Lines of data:
━━━━━━━━━━━━━━━━
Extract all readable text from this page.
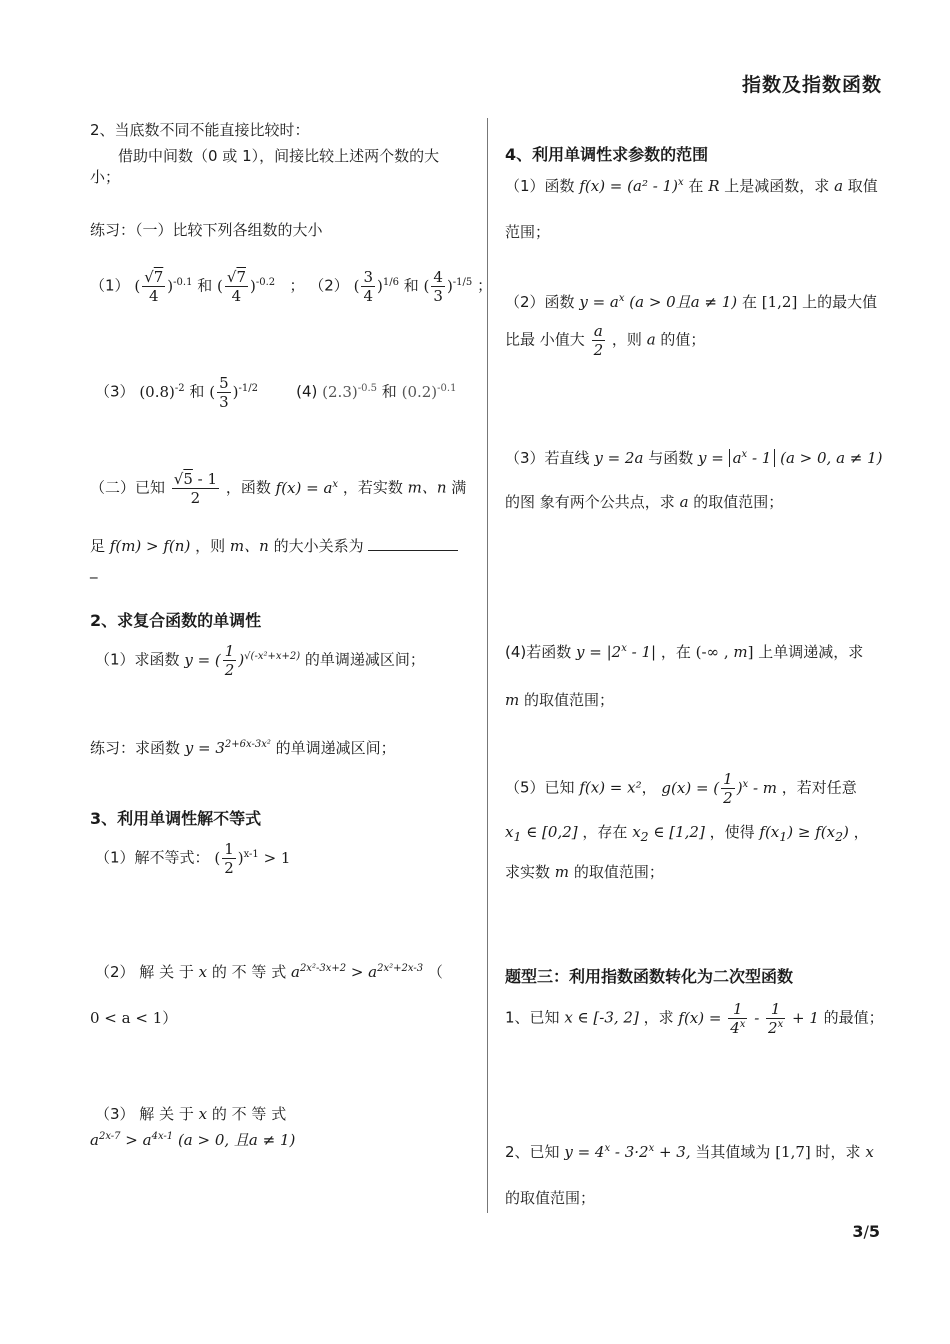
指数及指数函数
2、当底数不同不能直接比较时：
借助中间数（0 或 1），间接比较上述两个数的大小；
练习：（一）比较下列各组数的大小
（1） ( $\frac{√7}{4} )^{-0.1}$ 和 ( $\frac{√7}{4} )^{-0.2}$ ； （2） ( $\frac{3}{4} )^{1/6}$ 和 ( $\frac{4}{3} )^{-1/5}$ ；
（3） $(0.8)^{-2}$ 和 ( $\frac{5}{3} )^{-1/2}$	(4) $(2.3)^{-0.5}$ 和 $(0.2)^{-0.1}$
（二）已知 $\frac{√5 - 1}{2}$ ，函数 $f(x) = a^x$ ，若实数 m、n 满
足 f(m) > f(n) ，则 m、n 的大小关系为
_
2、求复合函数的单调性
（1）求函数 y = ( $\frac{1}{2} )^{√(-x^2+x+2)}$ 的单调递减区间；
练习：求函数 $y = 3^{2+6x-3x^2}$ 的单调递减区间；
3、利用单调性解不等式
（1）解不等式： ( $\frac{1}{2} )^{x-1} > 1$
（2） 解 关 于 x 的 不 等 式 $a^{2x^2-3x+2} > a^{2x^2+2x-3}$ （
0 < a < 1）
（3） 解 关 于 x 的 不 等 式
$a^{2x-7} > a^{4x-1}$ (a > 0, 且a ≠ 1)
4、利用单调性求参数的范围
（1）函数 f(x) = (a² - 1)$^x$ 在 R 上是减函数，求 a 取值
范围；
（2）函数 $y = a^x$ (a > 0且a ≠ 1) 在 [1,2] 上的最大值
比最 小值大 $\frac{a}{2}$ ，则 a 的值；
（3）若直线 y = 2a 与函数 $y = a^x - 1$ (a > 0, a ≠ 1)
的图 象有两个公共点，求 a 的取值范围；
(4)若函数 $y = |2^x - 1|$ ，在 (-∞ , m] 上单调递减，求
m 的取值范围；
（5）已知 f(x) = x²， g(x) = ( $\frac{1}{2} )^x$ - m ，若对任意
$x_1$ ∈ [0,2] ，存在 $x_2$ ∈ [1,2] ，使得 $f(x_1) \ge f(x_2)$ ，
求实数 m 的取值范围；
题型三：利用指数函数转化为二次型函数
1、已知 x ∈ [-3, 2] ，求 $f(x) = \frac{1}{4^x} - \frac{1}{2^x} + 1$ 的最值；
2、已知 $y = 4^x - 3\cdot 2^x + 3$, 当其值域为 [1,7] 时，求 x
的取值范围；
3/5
━━━━━━━━━━━━━━━━
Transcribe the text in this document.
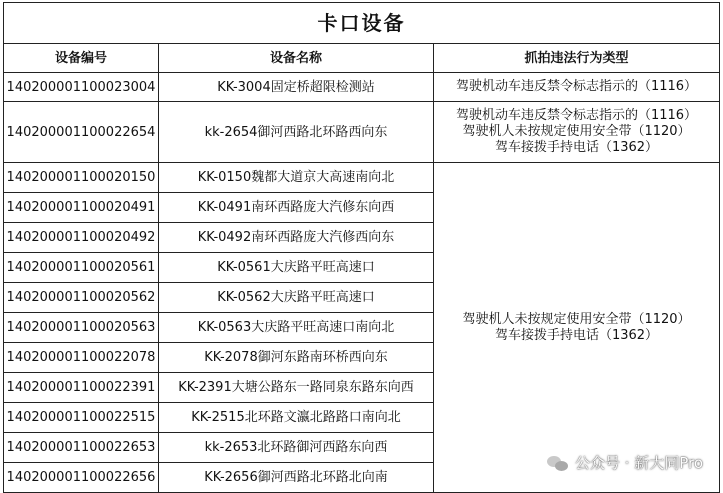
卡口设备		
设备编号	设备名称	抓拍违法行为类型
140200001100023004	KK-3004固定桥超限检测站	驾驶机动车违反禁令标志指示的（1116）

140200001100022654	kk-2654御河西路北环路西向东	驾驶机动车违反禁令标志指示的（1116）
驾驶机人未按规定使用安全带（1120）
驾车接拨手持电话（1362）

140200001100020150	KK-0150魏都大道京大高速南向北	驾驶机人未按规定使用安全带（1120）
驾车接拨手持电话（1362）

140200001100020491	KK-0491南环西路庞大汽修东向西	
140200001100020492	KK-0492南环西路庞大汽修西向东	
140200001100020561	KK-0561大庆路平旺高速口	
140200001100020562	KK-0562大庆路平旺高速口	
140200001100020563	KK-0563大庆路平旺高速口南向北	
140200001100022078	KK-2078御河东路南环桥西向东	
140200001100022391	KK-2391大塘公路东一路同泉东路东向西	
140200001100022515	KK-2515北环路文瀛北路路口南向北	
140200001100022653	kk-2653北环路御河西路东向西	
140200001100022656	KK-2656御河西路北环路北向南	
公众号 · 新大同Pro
━━━━━━━━━━━━━━━━
__Task prompt__. Identify the lines in the entries that hold "驾驶机动车违反禁令标志指示的" and return each one.

__Solution below__.
140200001100023004	KK-3004固定桥超限检测站	驾驶机动车违反禁令标志指示的（1116）
140200001100022654	kk-2654御河西路北环路西向东	驾驶机动车违反禁令标志指示的（1116）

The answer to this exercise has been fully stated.